[Stated goal]
Will you print the material below without altering a single character?

****

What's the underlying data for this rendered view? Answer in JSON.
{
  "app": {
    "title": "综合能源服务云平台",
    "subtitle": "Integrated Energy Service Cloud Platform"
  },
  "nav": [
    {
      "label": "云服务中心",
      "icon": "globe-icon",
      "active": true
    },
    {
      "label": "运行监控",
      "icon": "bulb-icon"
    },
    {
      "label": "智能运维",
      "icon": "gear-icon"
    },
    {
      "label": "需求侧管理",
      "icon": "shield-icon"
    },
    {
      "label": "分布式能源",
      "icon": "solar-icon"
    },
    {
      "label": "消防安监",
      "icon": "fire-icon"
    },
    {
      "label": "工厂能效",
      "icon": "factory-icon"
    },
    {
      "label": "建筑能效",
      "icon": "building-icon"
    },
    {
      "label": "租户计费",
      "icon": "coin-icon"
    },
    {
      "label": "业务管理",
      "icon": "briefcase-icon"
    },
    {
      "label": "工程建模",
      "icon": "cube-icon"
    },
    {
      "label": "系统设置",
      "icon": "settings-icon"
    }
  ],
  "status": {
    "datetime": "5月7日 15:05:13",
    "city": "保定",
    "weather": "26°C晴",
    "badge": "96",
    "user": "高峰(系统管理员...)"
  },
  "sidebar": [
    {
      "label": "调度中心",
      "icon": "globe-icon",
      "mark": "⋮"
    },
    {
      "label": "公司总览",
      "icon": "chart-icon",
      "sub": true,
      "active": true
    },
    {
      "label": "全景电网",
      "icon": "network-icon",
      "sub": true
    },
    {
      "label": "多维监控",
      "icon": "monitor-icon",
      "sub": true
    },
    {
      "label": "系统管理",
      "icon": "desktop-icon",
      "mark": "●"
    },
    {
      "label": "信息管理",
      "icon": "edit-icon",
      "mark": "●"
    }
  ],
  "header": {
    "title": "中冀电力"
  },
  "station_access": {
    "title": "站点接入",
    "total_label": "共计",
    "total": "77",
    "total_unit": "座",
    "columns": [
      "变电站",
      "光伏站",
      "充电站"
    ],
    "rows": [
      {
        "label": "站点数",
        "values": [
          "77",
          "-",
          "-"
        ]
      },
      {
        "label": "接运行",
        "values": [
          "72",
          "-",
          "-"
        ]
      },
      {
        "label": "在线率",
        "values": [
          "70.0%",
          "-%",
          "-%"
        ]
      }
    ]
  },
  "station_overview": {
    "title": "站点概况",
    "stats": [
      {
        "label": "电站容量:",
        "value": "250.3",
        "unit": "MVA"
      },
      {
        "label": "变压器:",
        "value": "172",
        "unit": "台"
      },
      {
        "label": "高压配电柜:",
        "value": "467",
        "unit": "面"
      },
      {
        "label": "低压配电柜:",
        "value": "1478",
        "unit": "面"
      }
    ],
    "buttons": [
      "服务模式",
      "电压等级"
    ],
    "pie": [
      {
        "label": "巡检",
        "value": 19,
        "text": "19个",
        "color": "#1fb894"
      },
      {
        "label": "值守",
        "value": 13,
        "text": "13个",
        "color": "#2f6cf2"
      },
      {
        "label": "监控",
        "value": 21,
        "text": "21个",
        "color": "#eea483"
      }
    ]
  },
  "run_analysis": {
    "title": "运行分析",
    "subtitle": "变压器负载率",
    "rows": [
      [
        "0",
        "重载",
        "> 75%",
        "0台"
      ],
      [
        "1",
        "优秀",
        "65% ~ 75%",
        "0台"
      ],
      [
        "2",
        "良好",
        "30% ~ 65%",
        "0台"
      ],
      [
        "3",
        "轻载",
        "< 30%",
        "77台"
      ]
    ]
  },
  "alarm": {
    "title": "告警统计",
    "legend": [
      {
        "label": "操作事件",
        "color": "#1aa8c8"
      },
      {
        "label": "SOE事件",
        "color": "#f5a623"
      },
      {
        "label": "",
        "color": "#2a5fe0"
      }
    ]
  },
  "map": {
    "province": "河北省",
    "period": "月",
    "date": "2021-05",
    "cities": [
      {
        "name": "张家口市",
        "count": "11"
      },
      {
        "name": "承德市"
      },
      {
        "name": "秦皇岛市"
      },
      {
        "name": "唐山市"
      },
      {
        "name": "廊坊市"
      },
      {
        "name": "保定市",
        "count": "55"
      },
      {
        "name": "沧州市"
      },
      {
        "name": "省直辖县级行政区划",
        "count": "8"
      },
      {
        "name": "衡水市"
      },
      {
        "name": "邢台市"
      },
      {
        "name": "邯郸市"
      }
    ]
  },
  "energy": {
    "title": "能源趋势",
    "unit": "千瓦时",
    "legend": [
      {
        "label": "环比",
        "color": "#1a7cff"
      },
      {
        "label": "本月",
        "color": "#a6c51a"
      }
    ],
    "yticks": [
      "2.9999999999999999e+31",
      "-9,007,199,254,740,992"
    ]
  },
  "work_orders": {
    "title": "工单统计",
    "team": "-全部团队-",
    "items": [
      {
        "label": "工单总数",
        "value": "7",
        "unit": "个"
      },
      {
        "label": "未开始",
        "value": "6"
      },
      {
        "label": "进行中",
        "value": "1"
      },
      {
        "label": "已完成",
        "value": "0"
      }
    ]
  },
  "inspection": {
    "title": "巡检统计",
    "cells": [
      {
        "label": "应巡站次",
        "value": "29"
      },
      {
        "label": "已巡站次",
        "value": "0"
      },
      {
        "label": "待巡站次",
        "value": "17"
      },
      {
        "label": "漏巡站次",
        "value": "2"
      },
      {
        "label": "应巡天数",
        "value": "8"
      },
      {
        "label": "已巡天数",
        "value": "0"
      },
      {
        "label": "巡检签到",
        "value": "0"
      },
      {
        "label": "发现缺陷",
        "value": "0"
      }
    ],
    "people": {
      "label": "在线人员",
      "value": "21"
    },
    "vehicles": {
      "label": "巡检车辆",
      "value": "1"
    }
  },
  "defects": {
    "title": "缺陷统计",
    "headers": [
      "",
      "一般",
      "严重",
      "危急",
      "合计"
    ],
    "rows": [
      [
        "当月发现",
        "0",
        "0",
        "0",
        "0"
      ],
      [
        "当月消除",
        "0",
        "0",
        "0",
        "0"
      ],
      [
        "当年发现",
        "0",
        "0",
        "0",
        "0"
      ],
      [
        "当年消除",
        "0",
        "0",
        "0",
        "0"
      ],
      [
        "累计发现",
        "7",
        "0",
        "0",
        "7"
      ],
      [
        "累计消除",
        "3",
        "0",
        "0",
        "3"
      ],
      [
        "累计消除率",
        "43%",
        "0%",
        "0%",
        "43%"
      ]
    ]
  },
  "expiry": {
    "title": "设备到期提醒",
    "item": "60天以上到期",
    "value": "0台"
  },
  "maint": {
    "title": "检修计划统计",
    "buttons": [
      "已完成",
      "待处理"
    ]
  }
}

****

[Response for this exercise]
What's the underlying data for this rendered view? Answer in JSON.
{
  "app": {
    "title": "综合能源服务云平台",
    "subtitle": "Integrated Energy Service Cloud Platform"
  },
  "nav": [
    {
      "label": "云服务中心",
      "icon": "globe-icon",
      "active": true
    },
    {
      "label": "运行监控",
      "icon": "bulb-icon"
    },
    {
      "label": "智能运维",
      "icon": "gear-icon"
    },
    {
      "label": "需求侧管理",
      "icon": "shield-icon"
    },
    {
      "label": "分布式能源",
      "icon": "solar-icon"
    },
    {
      "label": "消防安监",
      "icon": "fire-icon"
    },
    {
      "label": "工厂能效",
      "icon": "factory-icon"
    },
    {
      "label": "建筑能效",
      "icon": "building-icon"
    },
    {
      "label": "租户计费",
      "icon": "coin-icon"
    },
    {
      "label": "业务管理",
      "icon": "briefcase-icon"
    },
    {
      "label": "工程建模",
      "icon": "cube-icon"
    },
    {
      "label": "系统设置",
      "icon": "settings-icon"
    }
  ],
  "status": {
    "datetime": "5月7日 15:05:13",
    "city": "保定",
    "weather": "26°C晴",
    "badge": "96",
    "user": "高峰(系统管理员...)"
  },
  "sidebar": [
    {
      "label": "调度中心",
      "icon": "globe-icon",
      "mark": "⋮"
    },
    {
      "label": "公司总览",
      "icon": "chart-icon",
      "sub": true,
      "active": true
    },
    {
      "label": "全景电网",
      "icon": "network-icon",
      "sub": true
    },
    {
      "label": "多维监控",
      "icon": "monitor-icon",
      "sub": true
    },
    {
      "label": "系统管理",
      "icon": "desktop-icon",
      "mark": "●"
    },
    {
      "label": "信息管理",
      "icon": "edit-icon",
      "mark": "●"
    }
  ],
  "header": {
    "title": "中冀电力"
  },
  "station_access": {
    "title": "站点接入",
    "total_label": "共计",
    "total": "77",
    "total_unit": "座",
    "columns": [
      "变电站",
      "光伏站",
      "充电站"
    ],
    "rows": [
      {
        "label": "站点数",
        "values": [
          "77",
          "-",
          "-"
        ]
      },
      {
        "label": "接运行",
        "values": [
          "72",
          "-",
          "-"
        ]
      },
      {
        "label": "在线率",
        "values": [
          "70.0%",
          "-%",
          "-%"
        ]
      }
    ]
  },
  "station_overview": {
    "title": "站点概况",
    "stats": [
      {
        "label": "电站容量:",
        "value": "250.3",
        "unit": "MVA"
      },
      {
        "label": "变压器:",
        "value": "172",
        "unit": "台"
      },
      {
        "label": "高压配电柜:",
        "value": "467",
        "unit": "面"
      },
      {
        "label": "低压配电柜:",
        "value": "1478",
        "unit": "面"
      }
    ],
    "buttons": [
      "服务模式",
      "电压等级"
    ],
    "pie": [
      {
        "label": "巡检",
        "value": 19,
        "text": "19个",
        "color": "#1fb894"
      },
      {
        "label": "值守",
        "value": 13,
        "text": "13个",
        "color": "#2f6cf2"
      },
      {
        "label": "监控",
        "value": 21,
        "text": "21个",
        "color": "#eea483"
      }
    ]
  },
  "run_analysis": {
    "title": "运行分析",
    "subtitle": "变压器负载率",
    "rows": [
      [
        "0",
        "重载",
        "> 75%",
        "0台"
      ],
      [
        "1",
        "优秀",
        "65% ~ 75%",
        "0台"
      ],
      [
        "2",
        "良好",
        "30% ~ 65%",
        "0台"
      ],
      [
        "3",
        "轻载",
        "< 30%",
        "77台"
      ]
    ]
  },
  "alarm": {
    "title": "告警统计",
    "legend": [
      {
        "label": "操作事件",
        "color": "#1aa8c8"
      },
      {
        "label": "SOE事件",
        "color": "#f5a623"
      },
      {
        "label": "",
        "color": "#2a5fe0"
      }
    ]
  },
  "map": {
    "province": "河北省",
    "period": "月",
    "date": "2021-05",
    "cities": [
      {
        "name": "张家口市",
        "count": "11"
      },
      {
        "name": "承德市"
      },
      {
        "name": "秦皇岛市"
      },
      {
        "name": "唐山市"
      },
      {
        "name": "廊坊市"
      },
      {
        "name": "保定市",
        "count": "55"
      },
      {
        "name": "沧州市"
      },
      {
        "name": "省直辖县级行政区划",
        "count": "8"
      },
      {
        "name": "衡水市"
      },
      {
        "name": "邢台市"
      },
      {
        "name": "邯郸市"
      }
    ]
  },
  "energy": {
    "title": "能源趋势",
    "unit": "千瓦时",
    "legend": [
      {
        "label": "环比",
        "color": "#1a7cff"
      },
      {
        "label": "本月",
        "color": "#a6c51a"
      }
    ],
    "yticks": [
      "2.9999999999999999e+31",
      "-9,007,199,254,740,992"
    ]
  },
  "work_orders": {
    "title": "工单统计",
    "team": "-全部团队-",
    "items": [
      {
        "label": "工单总数",
        "value": "7",
        "unit": "个"
      },
      {
        "label": "未开始",
        "value": "6"
      },
      {
        "label": "进行中",
        "value": "1"
      },
      {
        "label": "已完成",
        "value": "0"
      }
    ]
  },
  "inspection": {
    "title": "巡检统计",
    "cells": [
      {
        "label": "应巡站次",
        "value": "29"
      },
      {
        "label": "已巡站次",
        "value": "0"
      },
      {
        "label": "待巡站次",
        "value": "17"
      },
      {
        "label": "漏巡站次",
        "value": "2"
      },
      {
        "label": "应巡天数",
        "value": "8"
      },
      {
        "label": "已巡天数",
        "value": "0"
      },
      {
        "label": "巡检签到",
        "value": "0"
      },
      {
        "label": "发现缺陷",
        "value": "0"
      }
    ],
    "people": {
      "label": "在线人员",
      "value": "21"
    },
    "vehicles": {
      "label": "巡检车辆",
      "value": "1"
    }
  },
  "defects": {
    "title": "缺陷统计",
    "headers": [
      "",
      "一般",
      "严重",
      "危急",
      "合计"
    ],
    "rows": [
      [
        "当月发现",
        "0",
        "0",
        "0",
        "0"
      ],
      [
        "当月消除",
        "0",
        "0",
        "0",
        "0"
      ],
      [
        "当年发现",
        "0",
        "0",
        "0",
        "0"
      ],
      [
        "当年消除",
        "0",
        "0",
        "0",
        "0"
      ],
      [
        "累计发现",
        "7",
        "0",
        "0",
        "7"
      ],
      [
        "累计消除",
        "3",
        "0",
        "0",
        "3"
      ],
      [
        "累计消除率",
        "43%",
        "0%",
        "0%",
        "43%"
      ]
    ]
  },
  "expiry": {
    "title": "设备到期提醒",
    "item": "60天以上到期",
    "value": "0台"
  },
  "maint": {
    "title": "检修计划统计",
    "buttons": [
      "已完成",
      "待处理"
    ]
  }
}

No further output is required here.